Collect each line of the entries that holds the string "project".
──────────
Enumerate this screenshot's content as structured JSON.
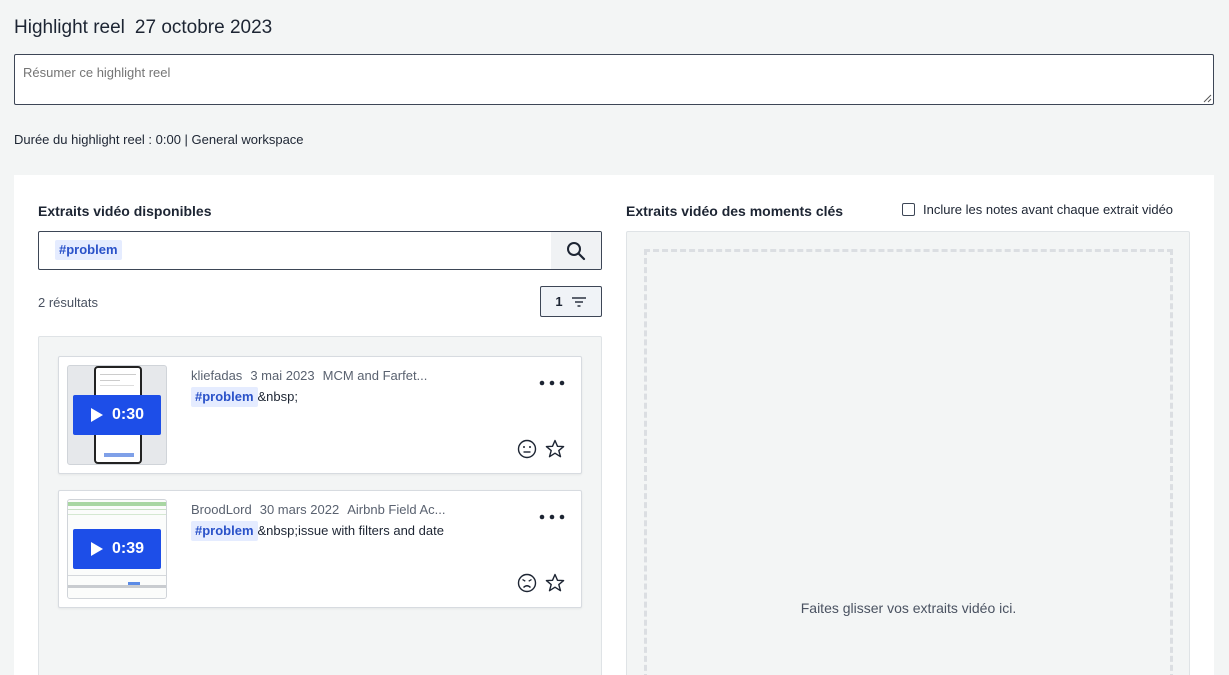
{
  "header": {
    "title": "Highlight reel",
    "date": "27 octobre 2023"
  },
  "summary": {
    "placeholder": "Résumer ce highlight reel"
  },
  "meta_line": "Durée du highlight reel : 0:00 | General workspace",
  "available": {
    "heading": "Extraits vidéo disponibles",
    "search_tag": "#problem",
    "results": "2 résultats",
    "filter_count": "1",
    "clips": [
      {
        "duration": "0:30",
        "author": "kliefadas",
        "date": "3 mai 2023",
        "project": "MCM and Farfet...",
        "tag": "#problem",
        "text": "&nbsp;",
        "sentiment": "neutral-face-icon"
      },
      {
        "duration": "0:39",
        "author": "BroodLord",
        "date": "30 mars 2022",
        "project": "Airbnb Field Ac...",
        "tag": "#problem",
        "text": "&nbsp;issue with filters and date",
        "sentiment": "sad-face-icon"
      }
    ]
  },
  "key_moments": {
    "heading": "Extraits vidéo des moments clés",
    "include_notes_label": "Inclure les notes avant chaque extrait vidéo",
    "drop_text": "Faites glisser vos extraits vidéo ici."
  },
  "colors": {
    "accent": "#1d4ee8",
    "tag_bg": "#e5ecff",
    "tag_text": "#2a52c9"
  }
}
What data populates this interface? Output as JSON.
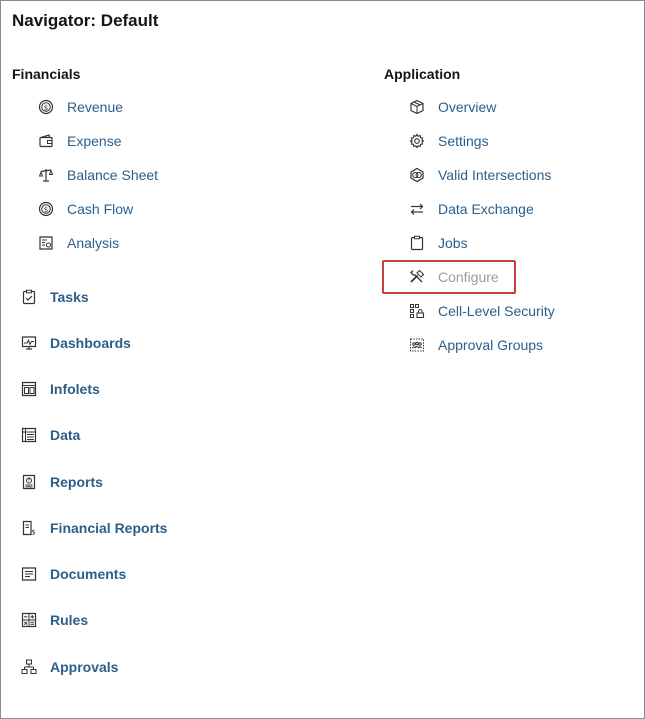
{
  "page": {
    "title": "Navigator: Default"
  },
  "financials": {
    "heading": "Financials",
    "items": [
      {
        "label": "Revenue",
        "icon": "dollar-circle-icon"
      },
      {
        "label": "Expense",
        "icon": "wallet-icon"
      },
      {
        "label": "Balance Sheet",
        "icon": "scale-icon"
      },
      {
        "label": "Cash Flow",
        "icon": "dollar-circle-icon"
      },
      {
        "label": "Analysis",
        "icon": "analysis-icon"
      }
    ]
  },
  "main_nav": [
    {
      "label": "Tasks",
      "icon": "clipboard-check-icon"
    },
    {
      "label": "Dashboards",
      "icon": "monitor-chart-icon"
    },
    {
      "label": "Infolets",
      "icon": "infolet-icon"
    },
    {
      "label": "Data",
      "icon": "data-grid-icon"
    },
    {
      "label": "Reports",
      "icon": "report-icon"
    },
    {
      "label": "Financial Reports",
      "icon": "financial-report-icon"
    },
    {
      "label": "Documents",
      "icon": "document-icon"
    },
    {
      "label": "Rules",
      "icon": "rules-icon"
    },
    {
      "label": "Approvals",
      "icon": "hierarchy-icon"
    }
  ],
  "application": {
    "heading": "Application",
    "items": [
      {
        "label": "Overview",
        "icon": "cube-icon"
      },
      {
        "label": "Settings",
        "icon": "gear-icon"
      },
      {
        "label": "Valid Intersections",
        "icon": "intersection-icon"
      },
      {
        "label": "Data Exchange",
        "icon": "exchange-arrows-icon"
      },
      {
        "label": "Jobs",
        "icon": "clipboard-icon"
      },
      {
        "label": "Configure",
        "icon": "tools-icon",
        "disabled": true
      },
      {
        "label": "Cell-Level Security",
        "icon": "cell-security-icon"
      },
      {
        "label": "Approval Groups",
        "icon": "approval-groups-icon"
      }
    ]
  },
  "colors": {
    "link": "#2b5f8a",
    "disabled": "#9b9b9b",
    "highlight": "#c9403a"
  }
}
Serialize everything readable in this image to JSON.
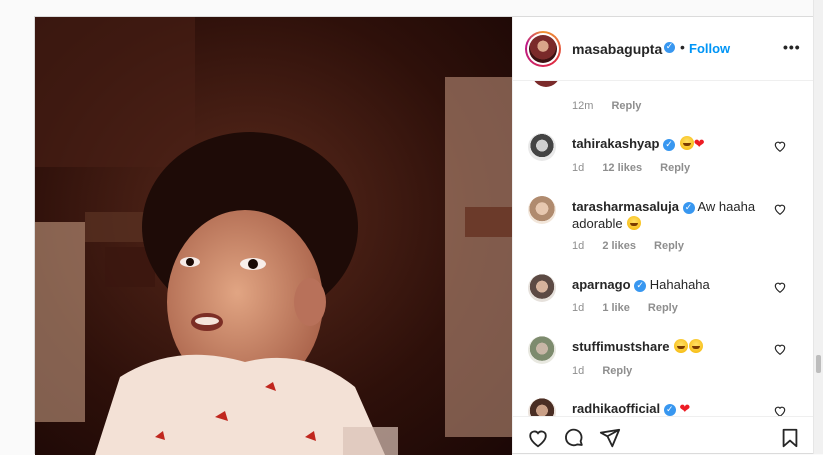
{
  "post": {
    "owner": {
      "username": "masabagupta",
      "dot": "•",
      "follow_label": "Follow",
      "more_label": "•••"
    },
    "top_comment_meta": {
      "time": "12m",
      "reply": "Reply"
    },
    "comments": [
      {
        "username": "tahirakashyap",
        "text": "",
        "emojis": [
          "grinning-emoji",
          "red-heart"
        ],
        "time": "1d",
        "likes": "12 likes",
        "reply": "Reply"
      },
      {
        "username": "tarasharmasaluja",
        "text": "Aw haaha adorable",
        "emojis": [
          "kissing-emoji"
        ],
        "time": "1d",
        "likes": "2 likes",
        "reply": "Reply"
      },
      {
        "username": "aparnago",
        "text": "Hahahaha",
        "emojis": [],
        "time": "1d",
        "likes": "1 like",
        "reply": "Reply"
      },
      {
        "username": "stuffimustshare",
        "text": "",
        "emojis": [
          "laughing-emoji",
          "laughing-emoji"
        ],
        "time": "1d",
        "likes": "",
        "reply": "Reply"
      },
      {
        "username": "radhikaofficial",
        "text": "",
        "emojis": [
          "red-heart"
        ],
        "time": "",
        "likes": "",
        "reply": ""
      }
    ],
    "actions": [
      "like-icon",
      "comment-icon",
      "share-icon",
      "save-icon"
    ],
    "colors": {
      "link": "#0095f6",
      "verified": "#3897f0",
      "heart": "#ed1c24",
      "muted": "#8e8e8e"
    },
    "heart_glyph": "❤"
  }
}
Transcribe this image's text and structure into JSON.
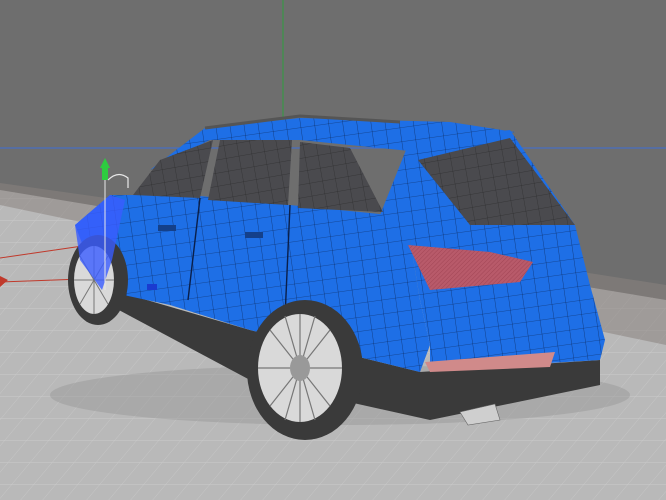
{
  "viewport": {
    "background_color": "#6e6e6e",
    "floor_color": "#b9b9b9",
    "floor_grid_color": "#cfcfcf"
  },
  "axes": {
    "x_axis_color": "#c0392b",
    "y_axis_color": "#2e9e3e",
    "z_axis_color": "#3d6fd6"
  },
  "model": {
    "name_icon": "suv-car-mesh",
    "body_color": "#1e6fe6",
    "wire_color": "#0a1f4a",
    "glass_color": "#4a4a4e",
    "tire_color": "#3a3a3a",
    "rim_color": "#d9d9d9",
    "taillight_color": "#b85a6a",
    "bumper_color": "#444444",
    "reflector_color": "#d08a8a"
  },
  "gizmo": {
    "icon": "move-gizmo-icon",
    "handle_color": "#2ecc40",
    "pivot_color": "#e8e8e8"
  }
}
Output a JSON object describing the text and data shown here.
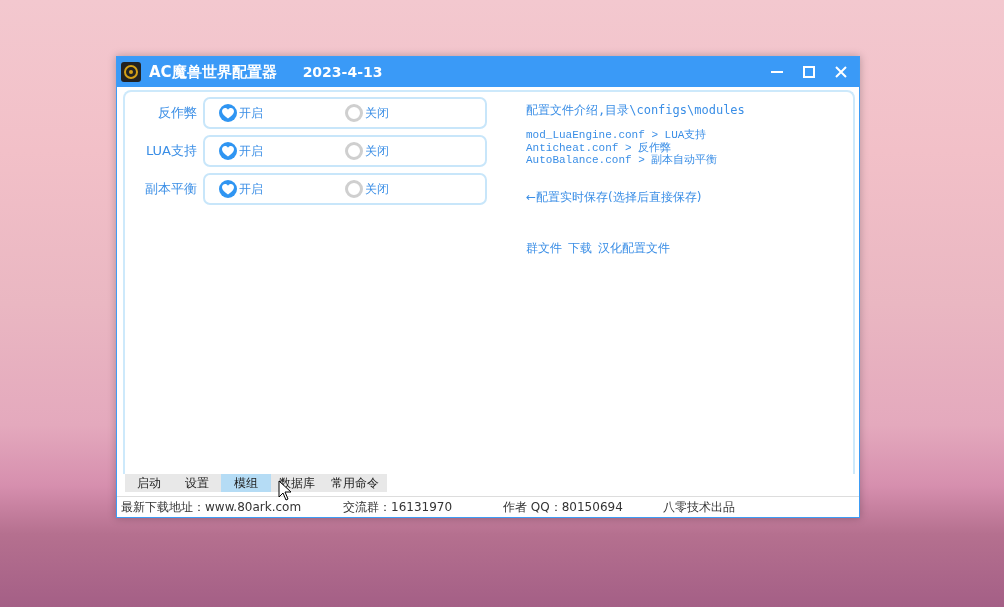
{
  "window": {
    "title": "AC魔兽世界配置器",
    "date": "2023-4-13"
  },
  "settings": [
    {
      "label": "反作弊",
      "options": [
        {
          "label": "开启",
          "selected": true
        },
        {
          "label": "关闭",
          "selected": false
        }
      ]
    },
    {
      "label": "LUA支持",
      "options": [
        {
          "label": "开启",
          "selected": true
        },
        {
          "label": "关闭",
          "selected": false
        }
      ]
    },
    {
      "label": "副本平衡",
      "options": [
        {
          "label": "开启",
          "selected": true
        },
        {
          "label": "关闭",
          "selected": false
        }
      ]
    }
  ],
  "info": {
    "heading": "配置文件介绍,目录\\configs\\modules",
    "files": [
      {
        "file": "mod_LuaEngine.conf",
        "desc": "> LUA支持"
      },
      {
        "file": "Anticheat.conf",
        "desc": "> 反作弊"
      },
      {
        "file": "AutoBalance.conf",
        "desc": "> 副本自动平衡"
      }
    ],
    "note": "←配置实时保存(选择后直接保存)",
    "links": [
      "群文件",
      "下载",
      "汉化配置文件"
    ]
  },
  "tabs": [
    {
      "label": "启动",
      "selected": false
    },
    {
      "label": "设置",
      "selected": false
    },
    {
      "label": "模组",
      "selected": true
    },
    {
      "label": "数据库",
      "selected": false
    },
    {
      "label": "常用命令",
      "selected": false
    }
  ],
  "status_bar": [
    "最新下载地址：www.80ark.com",
    "交流群：16131970",
    "作者 QQ：80150694",
    "八零技术出品"
  ]
}
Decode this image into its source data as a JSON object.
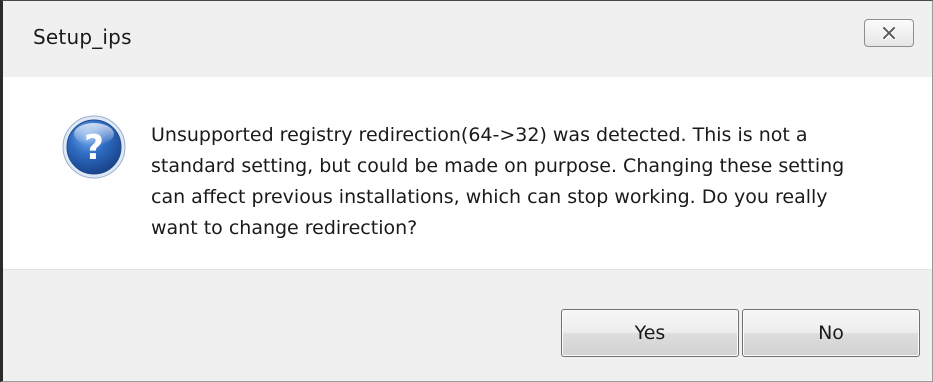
{
  "window": {
    "title": "Setup_ips",
    "close_icon": "close-icon"
  },
  "message": {
    "icon": "question-icon",
    "text": "Unsupported registry redirection(64->32) was detected. This is not a standard setting, but could be made on purpose. Changing these setting can affect previous installations, which can stop working. Do you really want to change redirection?"
  },
  "buttons": {
    "yes_label": "Yes",
    "no_label": "No"
  },
  "colors": {
    "icon_blue": "#2a63b8",
    "chrome_gray": "#f0f0f0"
  }
}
──────────
#### [Finished answer]
        "project": "MCM and Farfet...",
        "project": "Airbnb Field Ac...",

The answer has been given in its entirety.